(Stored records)
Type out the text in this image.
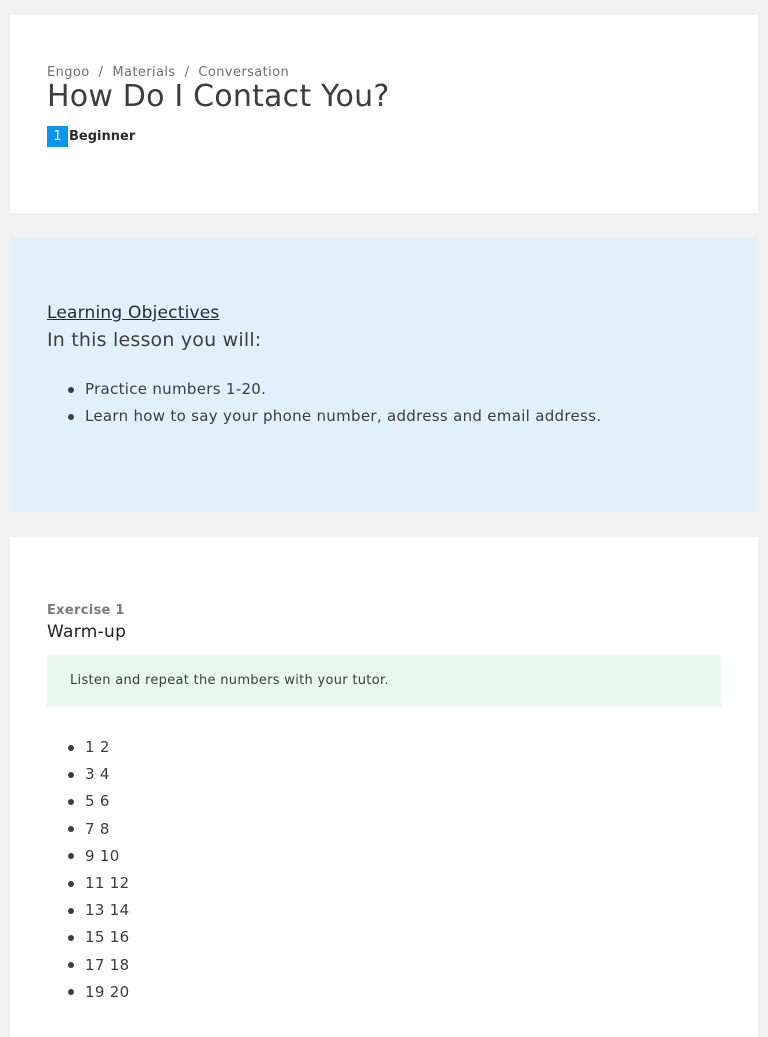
Engoo / Materials / Conversation
How Do I Contact You?
1 Beginner
Learning Objectives
In this lesson you will:
Practice numbers 1-20.
Learn how to say your phone number, address and email address.
Exercise 1
Warm-up
Listen and repeat the numbers with your tutor.
1 2
3 4
5 6
7 8
9 10
11 12
13 14
15 16
17 18
19 20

■ Exercise description
Word for word, quote the lines above. Omit the pictures.

■ Answer to this problem
Type out the text in this image.
Engoo / Materials / Conversation
How Do I Contact You?
1 Beginner
Learning Objectives
In this lesson you will:
Practice numbers 1-20.
Learn how to say your phone number, address and email address.
Exercise 1
Warm-up
Listen and repeat the numbers with your tutor.
1 2
3 4
5 6
7 8
9 10
11 12
13 14
15 16
17 18
19 20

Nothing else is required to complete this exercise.